THE PROBLEM -
Print all entries precisely as they are written.

— Begin DATA SUPPLIED —

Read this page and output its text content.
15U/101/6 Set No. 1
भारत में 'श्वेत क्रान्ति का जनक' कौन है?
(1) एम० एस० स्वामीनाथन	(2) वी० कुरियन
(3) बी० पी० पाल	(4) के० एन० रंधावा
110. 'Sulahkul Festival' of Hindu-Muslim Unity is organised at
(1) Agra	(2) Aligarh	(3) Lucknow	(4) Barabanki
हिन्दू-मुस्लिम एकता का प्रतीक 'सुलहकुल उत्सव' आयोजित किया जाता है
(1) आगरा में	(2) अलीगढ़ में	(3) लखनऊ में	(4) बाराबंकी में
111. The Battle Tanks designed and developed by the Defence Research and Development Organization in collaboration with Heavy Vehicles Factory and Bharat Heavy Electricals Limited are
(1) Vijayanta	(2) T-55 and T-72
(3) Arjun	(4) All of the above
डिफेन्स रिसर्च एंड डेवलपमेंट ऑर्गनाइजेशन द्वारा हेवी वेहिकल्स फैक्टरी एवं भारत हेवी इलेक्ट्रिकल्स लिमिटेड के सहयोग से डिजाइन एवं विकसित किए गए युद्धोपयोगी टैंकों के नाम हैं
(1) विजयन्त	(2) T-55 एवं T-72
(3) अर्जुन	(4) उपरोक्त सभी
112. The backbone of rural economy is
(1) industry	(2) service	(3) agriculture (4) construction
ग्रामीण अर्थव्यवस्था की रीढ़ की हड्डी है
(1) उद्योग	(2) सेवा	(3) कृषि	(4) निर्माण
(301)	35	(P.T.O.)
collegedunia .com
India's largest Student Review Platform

— End DATA SUPPLIED —

SOLUTION TO THE EXERCISE -
Read this page and output its text content.
15U/101/6 Set No. 1
भारत में 'श्वेत क्रान्ति का जनक' कौन है?
(1) एम० एस० स्वामीनाथन	(2) वी० कुरियन
(3) बी० पी० पाल	(4) के० एन० रंधावा
110. 'Sulahkul Festival' of Hindu-Muslim Unity is organised at
(1) Agra	(2) Aligarh	(3) Lucknow	(4) Barabanki
हिन्दू-मुस्लिम एकता का प्रतीक 'सुलहकुल उत्सव' आयोजित किया जाता है
(1) आगरा में	(2) अलीगढ़ में	(3) लखनऊ में	(4) बाराबंकी में
111. The Battle Tanks designed and developed by the Defence Research and Development Organization in collaboration with Heavy Vehicles Factory and Bharat Heavy Electricals Limited are
(1) Vijayanta	(2) T-55 and T-72
(3) Arjun	(4) All of the above
डिफेन्स रिसर्च एंड डेवलपमेंट ऑर्गनाइजेशन द्वारा हेवी वेहिकल्स फैक्टरी एवं भारत हेवी इलेक्ट्रिकल्स लिमिटेड के सहयोग से डिजाइन एवं विकसित किए गए युद्धोपयोगी टैंकों के नाम हैं
(1) विजयन्त	(2) T-55 एवं T-72
(3) अर्जुन	(4) उपरोक्त सभी
112. The backbone of rural economy is
(1) industry	(2) service	(3) agriculture (4) construction
ग्रामीण अर्थव्यवस्था की रीढ़ की हड्डी है
(1) उद्योग	(2) सेवा	(3) कृषि	(4) निर्माण
(301)	35	(P.T.O.)
collegedunia .com
India's largest Student Review Platform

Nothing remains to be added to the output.